• _Required work_
Print the entries in full, word for word, but not the pictures.

• _Dataset excerpts_

_____

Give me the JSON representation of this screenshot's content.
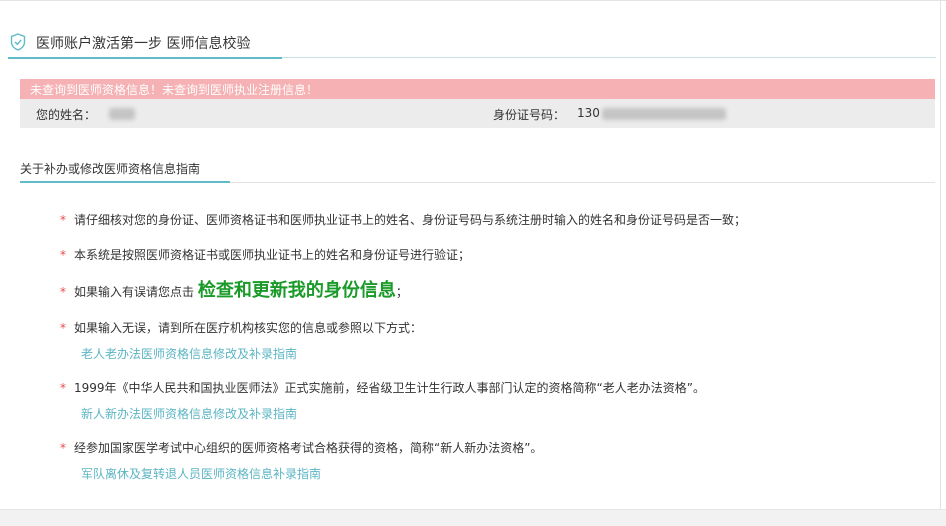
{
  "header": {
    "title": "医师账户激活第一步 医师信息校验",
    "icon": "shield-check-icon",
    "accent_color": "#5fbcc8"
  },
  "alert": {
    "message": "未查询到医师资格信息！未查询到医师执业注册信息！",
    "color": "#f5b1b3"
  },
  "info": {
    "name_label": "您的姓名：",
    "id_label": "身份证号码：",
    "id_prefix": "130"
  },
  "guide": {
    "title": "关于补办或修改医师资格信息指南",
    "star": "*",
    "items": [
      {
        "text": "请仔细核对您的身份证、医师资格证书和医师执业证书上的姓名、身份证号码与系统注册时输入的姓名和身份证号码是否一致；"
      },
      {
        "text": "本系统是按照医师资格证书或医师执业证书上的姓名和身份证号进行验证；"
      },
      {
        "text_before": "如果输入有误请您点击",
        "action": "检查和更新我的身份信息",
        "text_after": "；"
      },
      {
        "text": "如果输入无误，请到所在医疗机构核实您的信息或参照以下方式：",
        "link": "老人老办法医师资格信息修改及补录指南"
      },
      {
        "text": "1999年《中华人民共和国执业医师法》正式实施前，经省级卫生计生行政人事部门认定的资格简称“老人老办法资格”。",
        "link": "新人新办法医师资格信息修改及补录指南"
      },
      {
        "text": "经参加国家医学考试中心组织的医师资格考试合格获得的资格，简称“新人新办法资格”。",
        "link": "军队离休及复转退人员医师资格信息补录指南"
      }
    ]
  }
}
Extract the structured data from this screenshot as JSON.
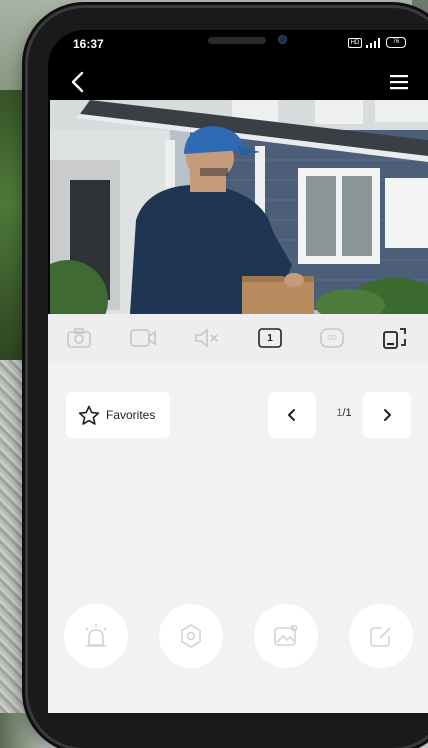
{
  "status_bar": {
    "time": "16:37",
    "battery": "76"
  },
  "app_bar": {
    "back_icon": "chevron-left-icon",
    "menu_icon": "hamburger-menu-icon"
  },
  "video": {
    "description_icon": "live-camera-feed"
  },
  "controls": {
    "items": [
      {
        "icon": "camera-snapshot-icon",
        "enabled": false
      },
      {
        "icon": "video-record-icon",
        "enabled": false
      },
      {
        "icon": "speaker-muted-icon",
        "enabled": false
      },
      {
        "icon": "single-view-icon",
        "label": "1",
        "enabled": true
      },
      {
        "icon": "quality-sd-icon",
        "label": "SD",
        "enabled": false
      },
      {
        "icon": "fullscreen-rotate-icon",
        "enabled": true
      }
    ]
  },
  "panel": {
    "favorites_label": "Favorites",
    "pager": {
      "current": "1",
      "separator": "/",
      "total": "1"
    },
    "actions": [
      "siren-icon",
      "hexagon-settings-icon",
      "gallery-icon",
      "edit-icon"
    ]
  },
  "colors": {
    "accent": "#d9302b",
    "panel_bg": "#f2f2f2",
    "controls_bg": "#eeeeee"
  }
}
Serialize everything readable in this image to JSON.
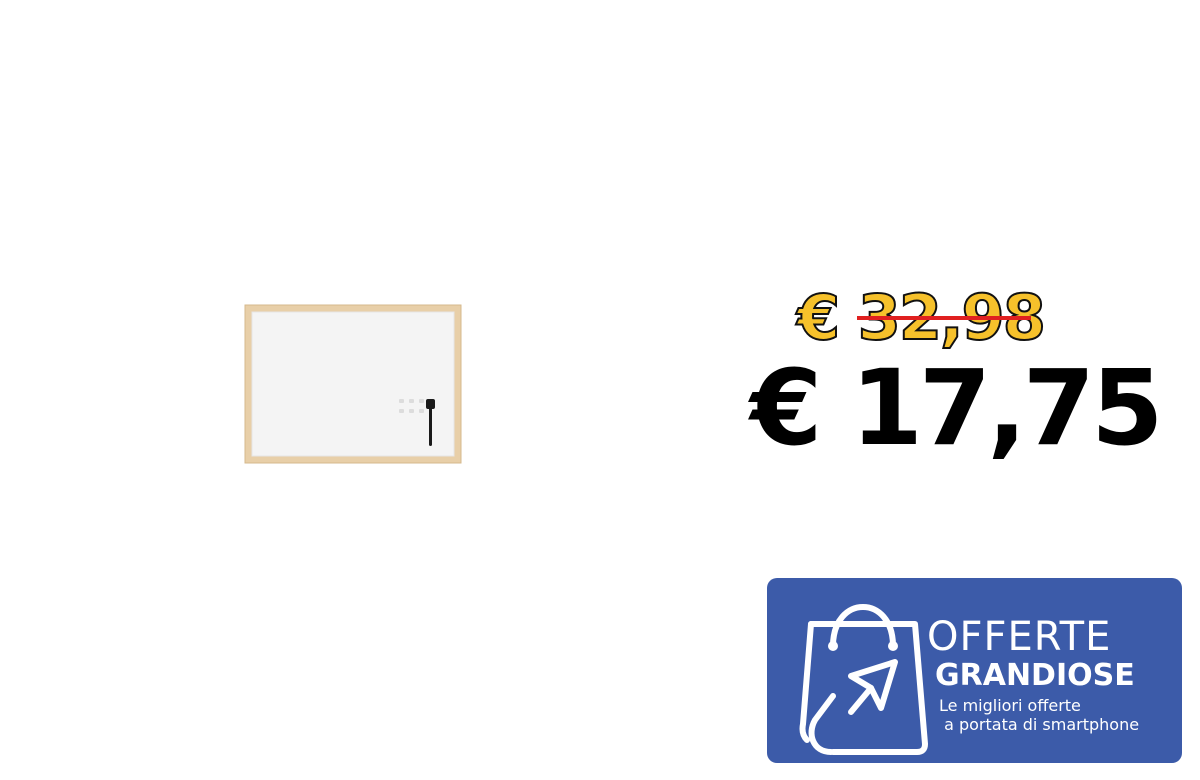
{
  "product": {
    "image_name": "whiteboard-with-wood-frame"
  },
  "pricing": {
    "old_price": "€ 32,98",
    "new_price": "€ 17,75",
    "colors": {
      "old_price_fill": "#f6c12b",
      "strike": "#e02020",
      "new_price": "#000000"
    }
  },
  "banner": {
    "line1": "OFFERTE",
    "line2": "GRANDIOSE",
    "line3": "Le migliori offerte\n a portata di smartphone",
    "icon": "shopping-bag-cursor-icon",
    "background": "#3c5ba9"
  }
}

_____

• _Completed exercise_
Give me the JSON representation of this screenshot's content.
{
  "header": {
    "title": "医师账户激活第一步 医师信息校验",
    "icon": "shield-check-icon",
    "accent_color": "#5fbcc8"
  },
  "alert": {
    "message": "未查询到医师资格信息！未查询到医师执业注册信息！",
    "color": "#f5b1b3"
  },
  "info": {
    "name_label": "您的姓名：",
    "id_label": "身份证号码：",
    "id_prefix": "130"
  },
  "guide": {
    "title": "关于补办或修改医师资格信息指南",
    "star": "*",
    "items": [
      {
        "text": "请仔细核对您的身份证、医师资格证书和医师执业证书上的姓名、身份证号码与系统注册时输入的姓名和身份证号码是否一致；"
      },
      {
        "text": "本系统是按照医师资格证书或医师执业证书上的姓名和身份证号进行验证；"
      },
      {
        "text_before": "如果输入有误请您点击",
        "action": "检查和更新我的身份信息",
        "text_after": "；"
      },
      {
        "text": "如果输入无误，请到所在医疗机构核实您的信息或参照以下方式：",
        "link": "老人老办法医师资格信息修改及补录指南"
      },
      {
        "text": "1999年《中华人民共和国执业医师法》正式实施前，经省级卫生计生行政人事部门认定的资格简称“老人老办法资格”。",
        "link": "新人新办法医师资格信息修改及补录指南"
      },
      {
        "text": "经参加国家医学考试中心组织的医师资格考试合格获得的资格，简称“新人新办法资格”。",
        "link": "军队离休及复转退人员医师资格信息补录指南"
      }
    ]
  }
}
Extract the structured data from this screenshot as JSON.
{
  "status_bar": {
    "time": "16:37",
    "battery": "76"
  },
  "app_bar": {
    "back_icon": "chevron-left-icon",
    "menu_icon": "hamburger-menu-icon"
  },
  "video": {
    "description_icon": "live-camera-feed"
  },
  "controls": {
    "items": [
      {
        "icon": "camera-snapshot-icon",
        "enabled": false
      },
      {
        "icon": "video-record-icon",
        "enabled": false
      },
      {
        "icon": "speaker-muted-icon",
        "enabled": false
      },
      {
        "icon": "single-view-icon",
        "label": "1",
        "enabled": true
      },
      {
        "icon": "quality-sd-icon",
        "label": "SD",
        "enabled": false
      },
      {
        "icon": "fullscreen-rotate-icon",
        "enabled": true
      }
    ]
  },
  "panel": {
    "favorites_label": "Favorites",
    "pager": {
      "current": "1",
      "separator": "/",
      "total": "1"
    },
    "actions": [
      "siren-icon",
      "hexagon-settings-icon",
      "gallery-icon",
      "edit-icon"
    ]
  },
  "colors": {
    "accent": "#d9302b",
    "panel_bg": "#f2f2f2",
    "controls_bg": "#eeeeee"
  }
}
Serialize everything readable in this image to JSON.
{
  "product": {
    "image_name": "whiteboard-with-wood-frame"
  },
  "pricing": {
    "old_price": "€ 32,98",
    "new_price": "€ 17,75",
    "colors": {
      "old_price_fill": "#f6c12b",
      "strike": "#e02020",
      "new_price": "#000000"
    }
  },
  "banner": {
    "line1": "OFFERTE",
    "line2": "GRANDIOSE",
    "line3": "Le migliori offerte\n a portata di smartphone",
    "icon": "shopping-bag-cursor-icon",
    "background": "#3c5ba9"
  }
}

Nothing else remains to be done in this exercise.